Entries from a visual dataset

::::::

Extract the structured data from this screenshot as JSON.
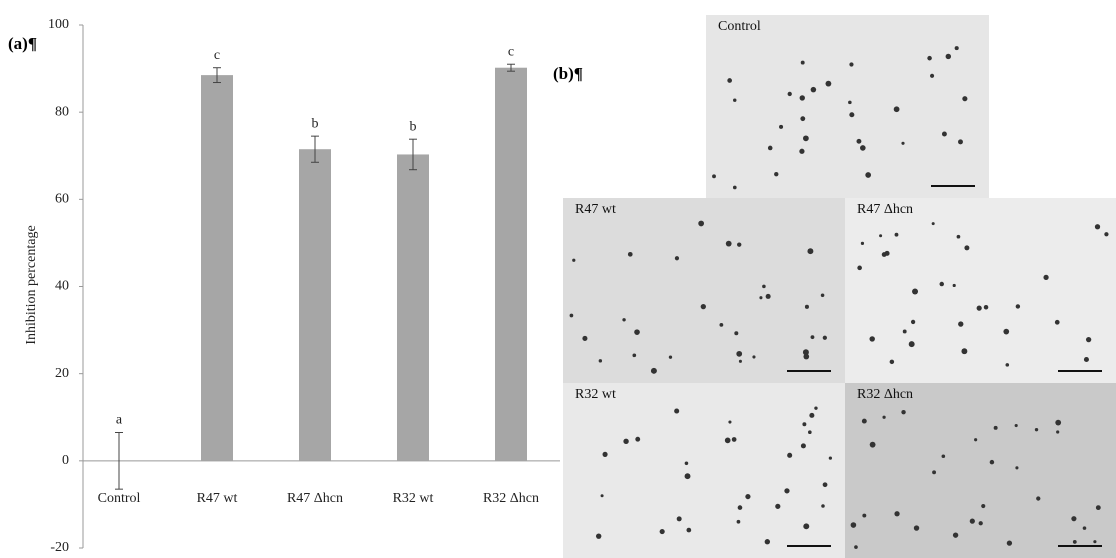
{
  "chart_data": {
    "type": "bar",
    "y_label": "Inhibition percentage",
    "categories": [
      "Control",
      "R47 wt",
      "R47 Δhcn",
      "R32 wt",
      "R32 Δhcn"
    ],
    "values": [
      0,
      88.5,
      71.5,
      70.3,
      90.2
    ],
    "errors": [
      6.5,
      1.7,
      3,
      3.5,
      0.8
    ],
    "letters": [
      "a",
      "c",
      "b",
      "b",
      "c"
    ],
    "color": "#a6a6a6",
    "ylim": [
      -20,
      100
    ],
    "yticks": [
      -20,
      0,
      20,
      40,
      60,
      80,
      100
    ],
    "grid": false
  },
  "panel_labels": [
    "(a)¶",
    "(b)¶"
  ],
  "images": [
    "Control",
    "R47 wt",
    "R47 Δhcn",
    "R32 wt",
    "R32 Δhcn"
  ]
}
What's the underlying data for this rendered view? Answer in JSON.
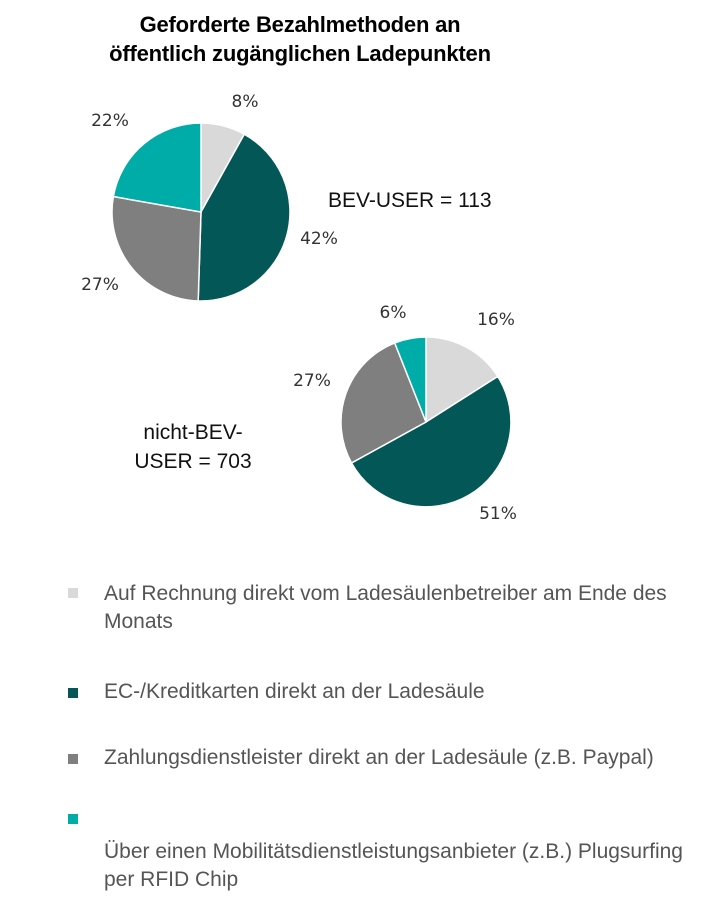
{
  "chart_data": {
    "type": "pie",
    "title": "Geforderte Bezahlmethoden an öffentlich zugänglichen Ladepunkten",
    "categories": [
      "Auf Rechnung direkt vom Ladesäulenbetreiber am Ende des Monats",
      "EC-/Kreditkarten direkt an der Ladesäule",
      "Zahlungsdienstleister direkt an der Ladesäule (z.B. Paypal)",
      "Über einen Mobilitätsdienstleistungsanbieter (z.B.) Plugsurfing per RFID Chip"
    ],
    "colors": [
      "#d9d9d9",
      "#035857",
      "#7f7f7f",
      "#00aca7"
    ],
    "series": [
      {
        "group_label": "BEV-USER = 113",
        "values": [
          8,
          42,
          27,
          22
        ],
        "labels": [
          "8%",
          "42%",
          "27%",
          "22%"
        ]
      },
      {
        "group_label": "nicht-BEV-USER = 703",
        "values": [
          16,
          51,
          27,
          6
        ],
        "labels": [
          "16%",
          "51%",
          "27%",
          "6%"
        ]
      }
    ],
    "legend_position": "bottom"
  }
}
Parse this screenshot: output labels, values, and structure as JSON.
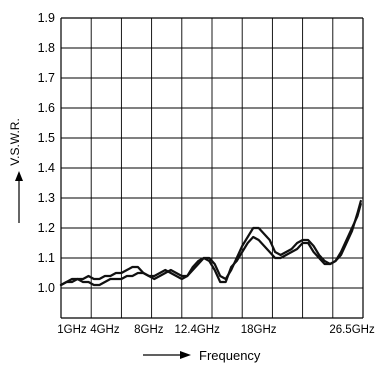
{
  "chart_data": {
    "type": "line",
    "title": "",
    "ylabel": "V.S.W.R.",
    "xlabel": "Frequency",
    "ylim": [
      0.9,
      1.9
    ],
    "xlim": [
      0,
      27.5
    ],
    "grid": true,
    "y_ticks": [
      1.0,
      1.1,
      1.2,
      1.3,
      1.4,
      1.5,
      1.6,
      1.7,
      1.8,
      1.9
    ],
    "x_tick_labels": [
      {
        "value": 1,
        "label": "1GHz"
      },
      {
        "value": 4,
        "label": "4GHz"
      },
      {
        "value": 8,
        "label": "8GHz"
      },
      {
        "value": 12.4,
        "label": "12.4GHz"
      },
      {
        "value": 18,
        "label": "18GHz"
      },
      {
        "value": 26.5,
        "label": "26.5GHz"
      }
    ],
    "series": [
      {
        "x": [
          0,
          0.5,
          1.0,
          1.5,
          2.0,
          2.5,
          3.0,
          3.5,
          4.0,
          4.5,
          5.0,
          5.5,
          6.0,
          6.5,
          7.0,
          7.5,
          8.0,
          8.5,
          9.0,
          9.5,
          10.0,
          10.5,
          11.0,
          11.5,
          12.0,
          12.5,
          13.0,
          13.5,
          14.0,
          14.5,
          15.0,
          15.5,
          16.0,
          16.5,
          17.0,
          17.5,
          18.0,
          18.5,
          19.0,
          19.5,
          20.0,
          20.5,
          21.0,
          21.5,
          22.0,
          22.5,
          23.0,
          23.5,
          24.0,
          24.5,
          25.0,
          25.5,
          26.0,
          26.5,
          27.0,
          27.3
        ],
        "values": [
          1.01,
          1.02,
          1.02,
          1.03,
          1.03,
          1.04,
          1.03,
          1.03,
          1.04,
          1.04,
          1.05,
          1.05,
          1.06,
          1.07,
          1.07,
          1.05,
          1.04,
          1.04,
          1.05,
          1.06,
          1.05,
          1.04,
          1.03,
          1.04,
          1.06,
          1.08,
          1.1,
          1.1,
          1.08,
          1.04,
          1.03,
          1.06,
          1.1,
          1.14,
          1.17,
          1.2,
          1.2,
          1.18,
          1.16,
          1.12,
          1.11,
          1.12,
          1.13,
          1.15,
          1.16,
          1.16,
          1.14,
          1.11,
          1.09,
          1.08,
          1.09,
          1.11,
          1.15,
          1.19,
          1.25,
          1.29
        ]
      },
      {
        "x": [
          0,
          0.5,
          1.0,
          1.5,
          2.0,
          2.5,
          3.0,
          3.5,
          4.0,
          4.5,
          5.0,
          5.5,
          6.0,
          6.5,
          7.0,
          7.5,
          8.0,
          8.5,
          9.0,
          9.5,
          10.0,
          10.5,
          11.0,
          11.5,
          12.0,
          12.5,
          13.0,
          13.5,
          14.0,
          14.5,
          15.0,
          15.5,
          16.0,
          16.5,
          17.0,
          17.5,
          18.0,
          18.5,
          19.0,
          19.5,
          20.0,
          20.5,
          21.0,
          21.5,
          22.0,
          22.5,
          23.0,
          23.5,
          24.0,
          24.5,
          25.0,
          25.5,
          26.0,
          26.5,
          27.0,
          27.3
        ],
        "values": [
          1.01,
          1.02,
          1.03,
          1.03,
          1.02,
          1.02,
          1.01,
          1.01,
          1.02,
          1.03,
          1.03,
          1.03,
          1.04,
          1.04,
          1.05,
          1.05,
          1.04,
          1.03,
          1.04,
          1.05,
          1.06,
          1.05,
          1.04,
          1.04,
          1.07,
          1.09,
          1.1,
          1.09,
          1.06,
          1.02,
          1.02,
          1.07,
          1.09,
          1.12,
          1.15,
          1.17,
          1.16,
          1.14,
          1.12,
          1.1,
          1.1,
          1.11,
          1.12,
          1.13,
          1.15,
          1.15,
          1.12,
          1.1,
          1.08,
          1.08,
          1.09,
          1.12,
          1.16,
          1.2,
          1.24,
          1.28
        ]
      }
    ]
  },
  "colors": {
    "line": "#111111",
    "grid": "#000000",
    "background": "#ffffff"
  }
}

::::::

The request: Repeat the data exactly in full, omitting its pictures.

Final answer:
Extract the structured data from this screenshot as JSON.
{
  "chart_data": {
    "type": "bar",
    "y_label": "Inhibition percentage",
    "categories": [
      "Control",
      "R47 wt",
      "R47 Δhcn",
      "R32 wt",
      "R32 Δhcn"
    ],
    "values": [
      0,
      88.5,
      71.5,
      70.3,
      90.2
    ],
    "errors": [
      6.5,
      1.7,
      3,
      3.5,
      0.8
    ],
    "letters": [
      "a",
      "c",
      "b",
      "b",
      "c"
    ],
    "color": "#a6a6a6",
    "ylim": [
      -20,
      100
    ],
    "yticks": [
      -20,
      0,
      20,
      40,
      60,
      80,
      100
    ],
    "grid": false
  },
  "panel_labels": [
    "(a)¶",
    "(b)¶"
  ],
  "images": [
    "Control",
    "R47 wt",
    "R47 Δhcn",
    "R32 wt",
    "R32 Δhcn"
  ]
}
What's the underlying data for this rendered view? Answer in JSON.
{
  "chart_data": {
    "type": "pie",
    "title": "Geforderte Bezahlmethoden an öffentlich zugänglichen Ladepunkten",
    "categories": [
      "Auf Rechnung direkt vom Ladesäulenbetreiber am Ende des Monats",
      "EC-/Kreditkarten direkt an der Ladesäule",
      "Zahlungsdienstleister direkt an der Ladesäule (z.B. Paypal)",
      "Über einen Mobilitätsdienstleistungsanbieter (z.B.) Plugsurfing per RFID Chip"
    ],
    "colors": [
      "#d9d9d9",
      "#035857",
      "#7f7f7f",
      "#00aca7"
    ],
    "series": [
      {
        "group_label": "BEV-USER = 113",
        "values": [
          8,
          42,
          27,
          22
        ],
        "labels": [
          "8%",
          "42%",
          "27%",
          "22%"
        ]
      },
      {
        "group_label": "nicht-BEV-USER = 703",
        "values": [
          16,
          51,
          27,
          6
        ],
        "labels": [
          "16%",
          "51%",
          "27%",
          "6%"
        ]
      }
    ],
    "legend_position": "bottom"
  }
}
Parse this screenshot: output labels, values, and structure as JSON.
{
  "chart_data": {
    "type": "line",
    "title": "",
    "ylabel": "V.S.W.R.",
    "xlabel": "Frequency",
    "ylim": [
      0.9,
      1.9
    ],
    "xlim": [
      0,
      27.5
    ],
    "grid": true,
    "y_ticks": [
      1.0,
      1.1,
      1.2,
      1.3,
      1.4,
      1.5,
      1.6,
      1.7,
      1.8,
      1.9
    ],
    "x_tick_labels": [
      {
        "value": 1,
        "label": "1GHz"
      },
      {
        "value": 4,
        "label": "4GHz"
      },
      {
        "value": 8,
        "label": "8GHz"
      },
      {
        "value": 12.4,
        "label": "12.4GHz"
      },
      {
        "value": 18,
        "label": "18GHz"
      },
      {
        "value": 26.5,
        "label": "26.5GHz"
      }
    ],
    "series": [
      {
        "x": [
          0,
          0.5,
          1.0,
          1.5,
          2.0,
          2.5,
          3.0,
          3.5,
          4.0,
          4.5,
          5.0,
          5.5,
          6.0,
          6.5,
          7.0,
          7.5,
          8.0,
          8.5,
          9.0,
          9.5,
          10.0,
          10.5,
          11.0,
          11.5,
          12.0,
          12.5,
          13.0,
          13.5,
          14.0,
          14.5,
          15.0,
          15.5,
          16.0,
          16.5,
          17.0,
          17.5,
          18.0,
          18.5,
          19.0,
          19.5,
          20.0,
          20.5,
          21.0,
          21.5,
          22.0,
          22.5,
          23.0,
          23.5,
          24.0,
          24.5,
          25.0,
          25.5,
          26.0,
          26.5,
          27.0,
          27.3
        ],
        "values": [
          1.01,
          1.02,
          1.02,
          1.03,
          1.03,
          1.04,
          1.03,
          1.03,
          1.04,
          1.04,
          1.05,
          1.05,
          1.06,
          1.07,
          1.07,
          1.05,
          1.04,
          1.04,
          1.05,
          1.06,
          1.05,
          1.04,
          1.03,
          1.04,
          1.06,
          1.08,
          1.1,
          1.1,
          1.08,
          1.04,
          1.03,
          1.06,
          1.1,
          1.14,
          1.17,
          1.2,
          1.2,
          1.18,
          1.16,
          1.12,
          1.11,
          1.12,
          1.13,
          1.15,
          1.16,
          1.16,
          1.14,
          1.11,
          1.09,
          1.08,
          1.09,
          1.11,
          1.15,
          1.19,
          1.25,
          1.29
        ]
      },
      {
        "x": [
          0,
          0.5,
          1.0,
          1.5,
          2.0,
          2.5,
          3.0,
          3.5,
          4.0,
          4.5,
          5.0,
          5.5,
          6.0,
          6.5,
          7.0,
          7.5,
          8.0,
          8.5,
          9.0,
          9.5,
          10.0,
          10.5,
          11.0,
          11.5,
          12.0,
          12.5,
          13.0,
          13.5,
          14.0,
          14.5,
          15.0,
          15.5,
          16.0,
          16.5,
          17.0,
          17.5,
          18.0,
          18.5,
          19.0,
          19.5,
          20.0,
          20.5,
          21.0,
          21.5,
          22.0,
          22.5,
          23.0,
          23.5,
          24.0,
          24.5,
          25.0,
          25.5,
          26.0,
          26.5,
          27.0,
          27.3
        ],
        "values": [
          1.01,
          1.02,
          1.03,
          1.03,
          1.02,
          1.02,
          1.01,
          1.01,
          1.02,
          1.03,
          1.03,
          1.03,
          1.04,
          1.04,
          1.05,
          1.05,
          1.04,
          1.03,
          1.04,
          1.05,
          1.06,
          1.05,
          1.04,
          1.04,
          1.07,
          1.09,
          1.1,
          1.09,
          1.06,
          1.02,
          1.02,
          1.07,
          1.09,
          1.12,
          1.15,
          1.17,
          1.16,
          1.14,
          1.12,
          1.1,
          1.1,
          1.11,
          1.12,
          1.13,
          1.15,
          1.15,
          1.12,
          1.1,
          1.08,
          1.08,
          1.09,
          1.12,
          1.16,
          1.2,
          1.24,
          1.28
        ]
      }
    ]
  },
  "colors": {
    "line": "#111111",
    "grid": "#000000",
    "background": "#ffffff"
  }
}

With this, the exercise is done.